Extract each line of the data below exactly as written.

# # # # # # #

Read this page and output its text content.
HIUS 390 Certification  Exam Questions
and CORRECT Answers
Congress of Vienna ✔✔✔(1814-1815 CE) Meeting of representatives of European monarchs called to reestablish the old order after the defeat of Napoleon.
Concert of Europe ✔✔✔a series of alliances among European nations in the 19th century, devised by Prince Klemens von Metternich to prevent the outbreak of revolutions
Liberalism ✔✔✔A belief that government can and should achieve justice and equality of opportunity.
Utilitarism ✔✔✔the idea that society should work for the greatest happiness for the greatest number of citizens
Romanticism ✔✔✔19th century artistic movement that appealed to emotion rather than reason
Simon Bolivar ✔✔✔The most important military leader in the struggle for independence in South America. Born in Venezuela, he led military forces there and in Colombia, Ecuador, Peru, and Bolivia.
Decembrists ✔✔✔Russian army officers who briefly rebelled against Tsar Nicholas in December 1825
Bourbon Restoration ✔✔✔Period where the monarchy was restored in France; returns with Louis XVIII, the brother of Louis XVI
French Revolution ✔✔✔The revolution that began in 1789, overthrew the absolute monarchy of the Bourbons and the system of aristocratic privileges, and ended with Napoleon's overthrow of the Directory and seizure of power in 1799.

# # # # # # #

Response below:
Read this page and output its text content.
HIUS 390 Certification  Exam Questions
and CORRECT Answers
Congress of Vienna ✔✔✔(1814-1815 CE) Meeting of representatives of European monarchs called to reestablish the old order after the defeat of Napoleon.
Concert of Europe ✔✔✔a series of alliances among European nations in the 19th century, devised by Prince Klemens von Metternich to prevent the outbreak of revolutions
Liberalism ✔✔✔A belief that government can and should achieve justice and equality of opportunity.
Utilitarism ✔✔✔the idea that society should work for the greatest happiness for the greatest number of citizens
Romanticism ✔✔✔19th century artistic movement that appealed to emotion rather than reason
Simon Bolivar ✔✔✔The most important military leader in the struggle for independence in South America. Born in Venezuela, he led military forces there and in Colombia, Ecuador, Peru, and Bolivia.
Decembrists ✔✔✔Russian army officers who briefly rebelled against Tsar Nicholas in December 1825
Bourbon Restoration ✔✔✔Period where the monarchy was restored in France; returns with Louis XVIII, the brother of Louis XVI
French Revolution ✔✔✔The revolution that began in 1789, overthrew the absolute monarchy of the Bourbons and the system of aristocratic privileges, and ended with Napoleon's overthrow of the Directory and seizure of power in 1799.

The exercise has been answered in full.